── Data listing
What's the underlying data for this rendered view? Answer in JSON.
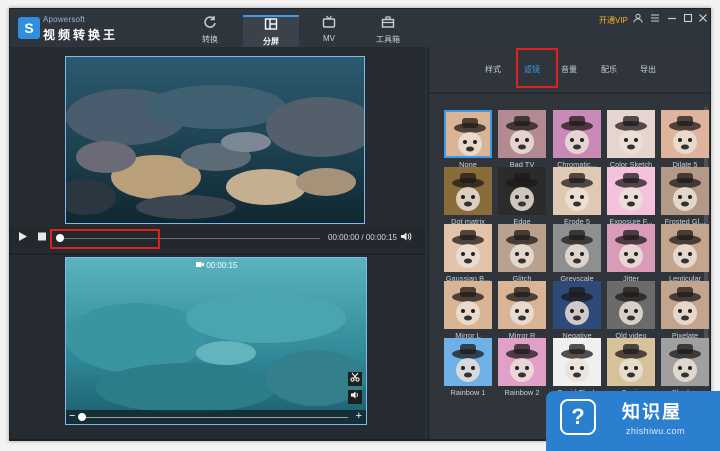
{
  "app": {
    "name_en": "Apowersoft",
    "name_cn": "视频转换王",
    "logo_glyph": "S"
  },
  "nav": {
    "tabs": [
      {
        "label": "转换",
        "icon": "refresh-icon"
      },
      {
        "label": "分屏",
        "icon": "split-screen-icon"
      },
      {
        "label": "MV",
        "icon": "tv-icon"
      },
      {
        "label": "工具箱",
        "icon": "toolbox-icon"
      }
    ],
    "active_index": 1
  },
  "titlebar": {
    "vip_label": "开通VIP",
    "icons": [
      "user-icon",
      "menu-icon",
      "minimize-icon",
      "maximize-icon",
      "close-icon"
    ]
  },
  "player": {
    "current_time": "00:00:00",
    "duration": "00:00:15",
    "time_separator": "/"
  },
  "clip": {
    "duration_label": "00:00:15",
    "trim_minus": "−",
    "trim_plus": "+"
  },
  "panel": {
    "tabs": [
      "样式",
      "滤镜",
      "音量",
      "配乐",
      "导出"
    ],
    "active_tab": "滤镜"
  },
  "filters": [
    {
      "label": "None",
      "selected": true
    },
    {
      "label": "Bad TV"
    },
    {
      "label": "Chromatic..."
    },
    {
      "label": "Color Sketch"
    },
    {
      "label": "Dilate 5"
    },
    {
      "label": "Dot matrix"
    },
    {
      "label": "Edge"
    },
    {
      "label": "Erode 5"
    },
    {
      "label": "Exposure F..."
    },
    {
      "label": "Frosted Gl..."
    },
    {
      "label": "Gaussian B..."
    },
    {
      "label": "Glitch"
    },
    {
      "label": "Greyscale"
    },
    {
      "label": "Jitter"
    },
    {
      "label": "Lenticular"
    },
    {
      "label": "Mirror L"
    },
    {
      "label": "Mirror R"
    },
    {
      "label": "Negative"
    },
    {
      "label": "Old video"
    },
    {
      "label": "Pixelate"
    },
    {
      "label": "Rainbow 1"
    },
    {
      "label": "Rainbow 2"
    },
    {
      "label": "Rapid Flash"
    },
    {
      "label": "Sepia"
    },
    {
      "label": "Shadow"
    }
  ],
  "watermark": {
    "icon_glyph": "?",
    "title": "知识屋",
    "url": "zhishiwu.com"
  },
  "colors": {
    "accent": "#3d9be9",
    "highlight_box": "#e02020",
    "vip": "#f0b429"
  }
}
────
Without the pictures, print the records in full, exactly as they appear.

• _Problem solution_:
What's the underlying data for this rendered view? Answer in JSON.
{
  "app": {
    "name_en": "Apowersoft",
    "name_cn": "视频转换王",
    "logo_glyph": "S"
  },
  "nav": {
    "tabs": [
      {
        "label": "转换",
        "icon": "refresh-icon"
      },
      {
        "label": "分屏",
        "icon": "split-screen-icon"
      },
      {
        "label": "MV",
        "icon": "tv-icon"
      },
      {
        "label": "工具箱",
        "icon": "toolbox-icon"
      }
    ],
    "active_index": 1
  },
  "titlebar": {
    "vip_label": "开通VIP",
    "icons": [
      "user-icon",
      "menu-icon",
      "minimize-icon",
      "maximize-icon",
      "close-icon"
    ]
  },
  "player": {
    "current_time": "00:00:00",
    "duration": "00:00:15",
    "time_separator": "/"
  },
  "clip": {
    "duration_label": "00:00:15",
    "trim_minus": "−",
    "trim_plus": "+"
  },
  "panel": {
    "tabs": [
      "样式",
      "滤镜",
      "音量",
      "配乐",
      "导出"
    ],
    "active_tab": "滤镜"
  },
  "filters": [
    {
      "label": "None",
      "selected": true
    },
    {
      "label": "Bad TV"
    },
    {
      "label": "Chromatic..."
    },
    {
      "label": "Color Sketch"
    },
    {
      "label": "Dilate 5"
    },
    {
      "label": "Dot matrix"
    },
    {
      "label": "Edge"
    },
    {
      "label": "Erode 5"
    },
    {
      "label": "Exposure F..."
    },
    {
      "label": "Frosted Gl..."
    },
    {
      "label": "Gaussian B..."
    },
    {
      "label": "Glitch"
    },
    {
      "label": "Greyscale"
    },
    {
      "label": "Jitter"
    },
    {
      "label": "Lenticular"
    },
    {
      "label": "Mirror L"
    },
    {
      "label": "Mirror R"
    },
    {
      "label": "Negative"
    },
    {
      "label": "Old video"
    },
    {
      "label": "Pixelate"
    },
    {
      "label": "Rainbow 1"
    },
    {
      "label": "Rainbow 2"
    },
    {
      "label": "Rapid Flash"
    },
    {
      "label": "Sepia"
    },
    {
      "label": "Shadow"
    }
  ],
  "watermark": {
    "icon_glyph": "?",
    "title": "知识屋",
    "url": "zhishiwu.com"
  },
  "colors": {
    "accent": "#3d9be9",
    "highlight_box": "#e02020",
    "vip": "#f0b429"
  }
}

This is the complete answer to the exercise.